> _WRITTEN EXERCISE_:
Repeat every record below exactly as written.

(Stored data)
..........

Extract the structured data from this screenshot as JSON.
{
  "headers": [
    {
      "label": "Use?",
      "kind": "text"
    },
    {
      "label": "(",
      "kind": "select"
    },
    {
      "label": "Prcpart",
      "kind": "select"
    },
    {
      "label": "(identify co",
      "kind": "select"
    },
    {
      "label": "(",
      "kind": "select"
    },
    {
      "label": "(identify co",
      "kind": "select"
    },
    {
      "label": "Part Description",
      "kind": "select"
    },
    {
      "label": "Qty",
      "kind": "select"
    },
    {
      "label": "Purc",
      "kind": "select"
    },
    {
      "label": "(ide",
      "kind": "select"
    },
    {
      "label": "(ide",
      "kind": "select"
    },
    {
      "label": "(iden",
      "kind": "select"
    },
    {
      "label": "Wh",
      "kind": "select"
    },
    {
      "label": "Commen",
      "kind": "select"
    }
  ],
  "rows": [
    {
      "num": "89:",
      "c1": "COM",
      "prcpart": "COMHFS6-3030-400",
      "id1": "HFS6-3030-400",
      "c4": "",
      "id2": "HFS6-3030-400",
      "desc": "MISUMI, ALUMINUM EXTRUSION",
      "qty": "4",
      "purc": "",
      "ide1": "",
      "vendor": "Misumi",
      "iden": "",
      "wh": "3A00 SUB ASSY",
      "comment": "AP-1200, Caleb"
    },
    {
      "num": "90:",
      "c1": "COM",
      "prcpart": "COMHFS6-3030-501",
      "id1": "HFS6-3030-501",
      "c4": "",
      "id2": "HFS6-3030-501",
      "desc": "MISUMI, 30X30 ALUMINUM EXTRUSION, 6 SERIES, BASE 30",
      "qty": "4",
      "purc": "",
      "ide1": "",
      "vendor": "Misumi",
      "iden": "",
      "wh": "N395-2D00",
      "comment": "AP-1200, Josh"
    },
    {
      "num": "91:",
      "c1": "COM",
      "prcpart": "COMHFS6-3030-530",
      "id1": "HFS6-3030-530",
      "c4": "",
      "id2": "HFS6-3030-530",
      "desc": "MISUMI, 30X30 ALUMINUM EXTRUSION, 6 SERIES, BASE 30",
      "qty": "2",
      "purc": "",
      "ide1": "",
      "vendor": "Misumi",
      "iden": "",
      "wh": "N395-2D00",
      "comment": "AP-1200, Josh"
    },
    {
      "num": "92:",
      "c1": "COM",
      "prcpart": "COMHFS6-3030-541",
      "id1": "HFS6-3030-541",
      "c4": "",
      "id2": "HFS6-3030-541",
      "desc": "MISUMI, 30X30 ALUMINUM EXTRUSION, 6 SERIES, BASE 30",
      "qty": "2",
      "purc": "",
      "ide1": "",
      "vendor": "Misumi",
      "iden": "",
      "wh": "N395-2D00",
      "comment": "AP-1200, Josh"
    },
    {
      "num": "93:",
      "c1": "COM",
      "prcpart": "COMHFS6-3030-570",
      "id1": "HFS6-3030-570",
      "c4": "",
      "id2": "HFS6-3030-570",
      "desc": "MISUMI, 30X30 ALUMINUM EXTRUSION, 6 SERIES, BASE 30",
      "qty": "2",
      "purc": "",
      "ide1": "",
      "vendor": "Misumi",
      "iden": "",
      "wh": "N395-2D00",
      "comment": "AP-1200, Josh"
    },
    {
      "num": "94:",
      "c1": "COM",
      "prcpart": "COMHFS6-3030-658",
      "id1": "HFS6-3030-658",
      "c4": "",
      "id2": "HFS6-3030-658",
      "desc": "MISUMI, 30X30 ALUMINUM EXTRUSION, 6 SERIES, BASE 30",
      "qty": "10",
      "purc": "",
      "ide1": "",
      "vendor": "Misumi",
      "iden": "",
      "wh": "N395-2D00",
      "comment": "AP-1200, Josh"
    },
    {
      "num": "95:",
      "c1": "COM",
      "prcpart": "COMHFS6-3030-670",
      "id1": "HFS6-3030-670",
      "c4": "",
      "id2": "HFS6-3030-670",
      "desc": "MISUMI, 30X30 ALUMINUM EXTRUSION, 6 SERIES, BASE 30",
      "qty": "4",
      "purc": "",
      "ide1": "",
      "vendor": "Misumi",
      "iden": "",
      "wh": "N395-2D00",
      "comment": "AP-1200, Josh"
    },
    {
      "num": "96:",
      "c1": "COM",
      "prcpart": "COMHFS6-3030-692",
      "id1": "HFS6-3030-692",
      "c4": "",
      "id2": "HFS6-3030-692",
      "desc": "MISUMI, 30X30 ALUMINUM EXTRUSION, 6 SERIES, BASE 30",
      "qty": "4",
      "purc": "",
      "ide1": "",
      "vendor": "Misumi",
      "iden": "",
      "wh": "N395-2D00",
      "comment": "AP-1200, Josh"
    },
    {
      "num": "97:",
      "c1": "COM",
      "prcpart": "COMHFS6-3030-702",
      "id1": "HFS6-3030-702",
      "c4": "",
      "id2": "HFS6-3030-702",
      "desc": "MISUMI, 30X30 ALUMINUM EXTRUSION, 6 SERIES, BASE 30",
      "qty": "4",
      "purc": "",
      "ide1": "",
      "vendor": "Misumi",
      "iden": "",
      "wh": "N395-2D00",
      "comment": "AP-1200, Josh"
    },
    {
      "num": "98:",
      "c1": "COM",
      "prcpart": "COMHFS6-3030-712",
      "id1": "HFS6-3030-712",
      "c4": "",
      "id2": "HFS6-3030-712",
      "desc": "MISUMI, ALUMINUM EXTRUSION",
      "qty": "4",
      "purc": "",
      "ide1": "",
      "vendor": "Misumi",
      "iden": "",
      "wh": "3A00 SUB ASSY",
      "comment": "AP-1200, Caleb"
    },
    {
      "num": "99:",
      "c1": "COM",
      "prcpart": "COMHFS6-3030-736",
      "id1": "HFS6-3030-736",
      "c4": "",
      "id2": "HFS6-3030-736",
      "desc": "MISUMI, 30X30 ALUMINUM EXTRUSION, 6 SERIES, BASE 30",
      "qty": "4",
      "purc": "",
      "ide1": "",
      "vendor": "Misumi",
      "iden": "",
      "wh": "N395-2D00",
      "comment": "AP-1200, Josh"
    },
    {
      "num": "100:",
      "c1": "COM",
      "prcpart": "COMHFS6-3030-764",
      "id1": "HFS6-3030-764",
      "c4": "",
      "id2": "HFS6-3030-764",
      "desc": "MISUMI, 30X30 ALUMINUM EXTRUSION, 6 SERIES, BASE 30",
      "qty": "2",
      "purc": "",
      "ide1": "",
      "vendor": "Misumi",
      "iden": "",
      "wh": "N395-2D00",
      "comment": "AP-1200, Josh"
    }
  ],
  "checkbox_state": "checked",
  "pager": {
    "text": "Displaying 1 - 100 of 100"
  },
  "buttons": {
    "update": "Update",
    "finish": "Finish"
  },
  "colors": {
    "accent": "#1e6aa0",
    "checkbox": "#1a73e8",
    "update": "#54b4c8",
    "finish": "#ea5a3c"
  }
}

..........

> _RESPONSE TO THIS TASK_:
Extract the structured data from this screenshot as JSON.
{
  "headers": [
    {
      "label": "Use?",
      "kind": "text"
    },
    {
      "label": "(",
      "kind": "select"
    },
    {
      "label": "Prcpart",
      "kind": "select"
    },
    {
      "label": "(identify co",
      "kind": "select"
    },
    {
      "label": "(",
      "kind": "select"
    },
    {
      "label": "(identify co",
      "kind": "select"
    },
    {
      "label": "Part Description",
      "kind": "select"
    },
    {
      "label": "Qty",
      "kind": "select"
    },
    {
      "label": "Purc",
      "kind": "select"
    },
    {
      "label": "(ide",
      "kind": "select"
    },
    {
      "label": "(ide",
      "kind": "select"
    },
    {
      "label": "(iden",
      "kind": "select"
    },
    {
      "label": "Wh",
      "kind": "select"
    },
    {
      "label": "Commen",
      "kind": "select"
    }
  ],
  "rows": [
    {
      "num": "89:",
      "c1": "COM",
      "prcpart": "COMHFS6-3030-400",
      "id1": "HFS6-3030-400",
      "c4": "",
      "id2": "HFS6-3030-400",
      "desc": "MISUMI, ALUMINUM EXTRUSION",
      "qty": "4",
      "purc": "",
      "ide1": "",
      "vendor": "Misumi",
      "iden": "",
      "wh": "3A00 SUB ASSY",
      "comment": "AP-1200, Caleb"
    },
    {
      "num": "90:",
      "c1": "COM",
      "prcpart": "COMHFS6-3030-501",
      "id1": "HFS6-3030-501",
      "c4": "",
      "id2": "HFS6-3030-501",
      "desc": "MISUMI, 30X30 ALUMINUM EXTRUSION, 6 SERIES, BASE 30",
      "qty": "4",
      "purc": "",
      "ide1": "",
      "vendor": "Misumi",
      "iden": "",
      "wh": "N395-2D00",
      "comment": "AP-1200, Josh"
    },
    {
      "num": "91:",
      "c1": "COM",
      "prcpart": "COMHFS6-3030-530",
      "id1": "HFS6-3030-530",
      "c4": "",
      "id2": "HFS6-3030-530",
      "desc": "MISUMI, 30X30 ALUMINUM EXTRUSION, 6 SERIES, BASE 30",
      "qty": "2",
      "purc": "",
      "ide1": "",
      "vendor": "Misumi",
      "iden": "",
      "wh": "N395-2D00",
      "comment": "AP-1200, Josh"
    },
    {
      "num": "92:",
      "c1": "COM",
      "prcpart": "COMHFS6-3030-541",
      "id1": "HFS6-3030-541",
      "c4": "",
      "id2": "HFS6-3030-541",
      "desc": "MISUMI, 30X30 ALUMINUM EXTRUSION, 6 SERIES, BASE 30",
      "qty": "2",
      "purc": "",
      "ide1": "",
      "vendor": "Misumi",
      "iden": "",
      "wh": "N395-2D00",
      "comment": "AP-1200, Josh"
    },
    {
      "num": "93:",
      "c1": "COM",
      "prcpart": "COMHFS6-3030-570",
      "id1": "HFS6-3030-570",
      "c4": "",
      "id2": "HFS6-3030-570",
      "desc": "MISUMI, 30X30 ALUMINUM EXTRUSION, 6 SERIES, BASE 30",
      "qty": "2",
      "purc": "",
      "ide1": "",
      "vendor": "Misumi",
      "iden": "",
      "wh": "N395-2D00",
      "comment": "AP-1200, Josh"
    },
    {
      "num": "94:",
      "c1": "COM",
      "prcpart": "COMHFS6-3030-658",
      "id1": "HFS6-3030-658",
      "c4": "",
      "id2": "HFS6-3030-658",
      "desc": "MISUMI, 30X30 ALUMINUM EXTRUSION, 6 SERIES, BASE 30",
      "qty": "10",
      "purc": "",
      "ide1": "",
      "vendor": "Misumi",
      "iden": "",
      "wh": "N395-2D00",
      "comment": "AP-1200, Josh"
    },
    {
      "num": "95:",
      "c1": "COM",
      "prcpart": "COMHFS6-3030-670",
      "id1": "HFS6-3030-670",
      "c4": "",
      "id2": "HFS6-3030-670",
      "desc": "MISUMI, 30X30 ALUMINUM EXTRUSION, 6 SERIES, BASE 30",
      "qty": "4",
      "purc": "",
      "ide1": "",
      "vendor": "Misumi",
      "iden": "",
      "wh": "N395-2D00",
      "comment": "AP-1200, Josh"
    },
    {
      "num": "96:",
      "c1": "COM",
      "prcpart": "COMHFS6-3030-692",
      "id1": "HFS6-3030-692",
      "c4": "",
      "id2": "HFS6-3030-692",
      "desc": "MISUMI, 30X30 ALUMINUM EXTRUSION, 6 SERIES, BASE 30",
      "qty": "4",
      "purc": "",
      "ide1": "",
      "vendor": "Misumi",
      "iden": "",
      "wh": "N395-2D00",
      "comment": "AP-1200, Josh"
    },
    {
      "num": "97:",
      "c1": "COM",
      "prcpart": "COMHFS6-3030-702",
      "id1": "HFS6-3030-702",
      "c4": "",
      "id2": "HFS6-3030-702",
      "desc": "MISUMI, 30X30 ALUMINUM EXTRUSION, 6 SERIES, BASE 30",
      "qty": "4",
      "purc": "",
      "ide1": "",
      "vendor": "Misumi",
      "iden": "",
      "wh": "N395-2D00",
      "comment": "AP-1200, Josh"
    },
    {
      "num": "98:",
      "c1": "COM",
      "prcpart": "COMHFS6-3030-712",
      "id1": "HFS6-3030-712",
      "c4": "",
      "id2": "HFS6-3030-712",
      "desc": "MISUMI, ALUMINUM EXTRUSION",
      "qty": "4",
      "purc": "",
      "ide1": "",
      "vendor": "Misumi",
      "iden": "",
      "wh": "3A00 SUB ASSY",
      "comment": "AP-1200, Caleb"
    },
    {
      "num": "99:",
      "c1": "COM",
      "prcpart": "COMHFS6-3030-736",
      "id1": "HFS6-3030-736",
      "c4": "",
      "id2": "HFS6-3030-736",
      "desc": "MISUMI, 30X30 ALUMINUM EXTRUSION, 6 SERIES, BASE 30",
      "qty": "4",
      "purc": "",
      "ide1": "",
      "vendor": "Misumi",
      "iden": "",
      "wh": "N395-2D00",
      "comment": "AP-1200, Josh"
    },
    {
      "num": "100:",
      "c1": "COM",
      "prcpart": "COMHFS6-3030-764",
      "id1": "HFS6-3030-764",
      "c4": "",
      "id2": "HFS6-3030-764",
      "desc": "MISUMI, 30X30 ALUMINUM EXTRUSION, 6 SERIES, BASE 30",
      "qty": "2",
      "purc": "",
      "ide1": "",
      "vendor": "Misumi",
      "iden": "",
      "wh": "N395-2D00",
      "comment": "AP-1200, Josh"
    }
  ],
  "checkbox_state": "checked",
  "pager": {
    "text": "Displaying 1 - 100 of 100"
  },
  "buttons": {
    "update": "Update",
    "finish": "Finish"
  },
  "colors": {
    "accent": "#1e6aa0",
    "checkbox": "#1a73e8",
    "update": "#54b4c8",
    "finish": "#ea5a3c"
  }
}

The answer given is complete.